**AIM OF THE TASK**. Since the pictures are not wanted, retype the listing below exactly and without them.

┌──

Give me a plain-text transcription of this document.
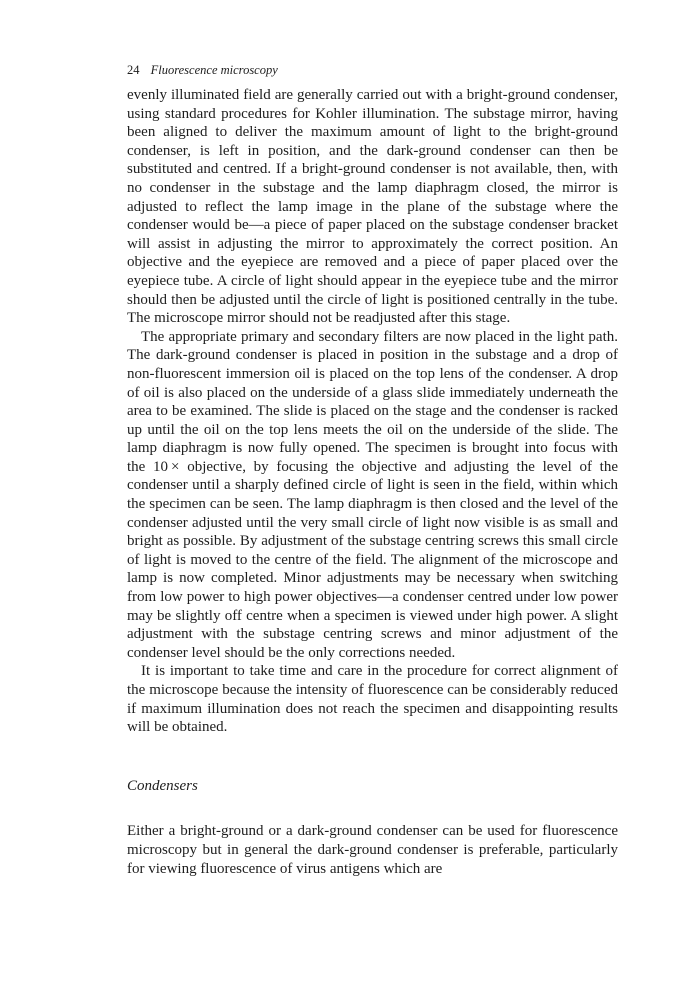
24 Fluorescence microscopy

evenly illuminated field are generally carried out with a bright-ground condenser, using standard procedures for Kohler illumination. The substage mirror, having been aligned to deliver the maximum amount of light to the bright-ground condenser, is left in position, and the dark-ground condenser can then be substituted and centred. If a bright-ground condenser is not available, then, with no condenser in the substage and the lamp diaphragm closed, the mirror is adjusted to reflect the lamp image in the plane of the substage where the condenser would be—a piece of paper placed on the substage condenser bracket will assist in adjusting the mirror to approximately the correct position. An objective and the eyepiece are removed and a piece of paper placed over the eyepiece tube. A circle of light should appear in the eyepiece tube and the mirror should then be adjusted until the circle of light is positioned centrally in the tube. The microscope mirror should not be readjusted after this stage.

The appropriate primary and secondary filters are now placed in the light path. The dark-ground condenser is placed in position in the substage and a drop of non-fluorescent immersion oil is placed on the top lens of the condenser. A drop of oil is also placed on the underside of a glass slide immediately underneath the area to be examined. The slide is placed on the stage and the condenser is racked up until the oil on the top lens meets the oil on the underside of the slide. The lamp diaphragm is now fully opened. The specimen is brought into focus with the 10 × objective, by focusing the objective and adjusting the level of the condenser until a sharply defined circle of light is seen in the field, within which the specimen can be seen. The lamp diaphragm is then closed and the level of the condenser adjusted until the very small circle of light now visible is as small and bright as possible. By adjustment of the substage centring screws this small circle of light is moved to the centre of the field. The alignment of the microscope and lamp is now completed. Minor adjustments may be necessary when switching from low power to high power objectives—a condenser centred under low power may be slightly off centre when a specimen is viewed under high power. A slight adjustment with the substage centring screws and minor adjustment of the condenser level should be the only corrections needed.

It is important to take time and care in the procedure for correct alignment of the microscope because the intensity of fluorescence can be considerably reduced if maximum illumination does not reach the specimen and disappointing results will be obtained.

Condensers

Either a bright-ground or a dark-ground condenser can be used for fluorescence microscopy but in general the dark-ground condenser is preferable, particularly for viewing fluorescence of virus antigens which are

└──

**RESULT**.
Give me a plain-text transcription of this document.
24 Fluorescence microscopy

evenly illuminated field are generally carried out with a bright-ground condenser, using standard procedures for Kohler illumination. The substage mirror, having been aligned to deliver the maximum amount of light to the bright-ground condenser, is left in position, and the dark-ground condenser can then be substituted and centred. If a bright-ground condenser is not available, then, with no condenser in the substage and the lamp diaphragm closed, the mirror is adjusted to reflect the lamp image in the plane of the substage where the condenser would be—a piece of paper placed on the substage condenser bracket will assist in adjusting the mirror to approximately the correct position. An objective and the eyepiece are removed and a piece of paper placed over the eyepiece tube. A circle of light should appear in the eyepiece tube and the mirror should then be adjusted until the circle of light is positioned centrally in the tube. The microscope mirror should not be readjusted after this stage.

The appropriate primary and secondary filters are now placed in the light path. The dark-ground condenser is placed in position in the substage and a drop of non-fluorescent immersion oil is placed on the top lens of the condenser. A drop of oil is also placed on the underside of a glass slide immediately underneath the area to be examined. The slide is placed on the stage and the condenser is racked up until the oil on the top lens meets the oil on the underside of the slide. The lamp diaphragm is now fully opened. The specimen is brought into focus with the 10 × objective, by focusing the objective and adjusting the level of the condenser until a sharply defined circle of light is seen in the field, within which the specimen can be seen. The lamp diaphragm is then closed and the level of the condenser adjusted until the very small circle of light now visible is as small and bright as possible. By adjustment of the substage centring screws this small circle of light is moved to the centre of the field. The alignment of the microscope and lamp is now completed. Minor adjustments may be necessary when switching from low power to high power objectives—a condenser centred under low power may be slightly off centre when a specimen is viewed under high power. A slight adjustment with the substage centring screws and minor adjustment of the condenser level should be the only corrections needed.

It is important to take time and care in the procedure for correct alignment of the microscope because the intensity of fluorescence can be considerably reduced if maximum illumination does not reach the specimen and disappointing results will be obtained.

Condensers

Either a bright-ground or a dark-ground condenser can be used for fluorescence microscopy but in general the dark-ground condenser is preferable, particularly for viewing fluorescence of virus antigens which are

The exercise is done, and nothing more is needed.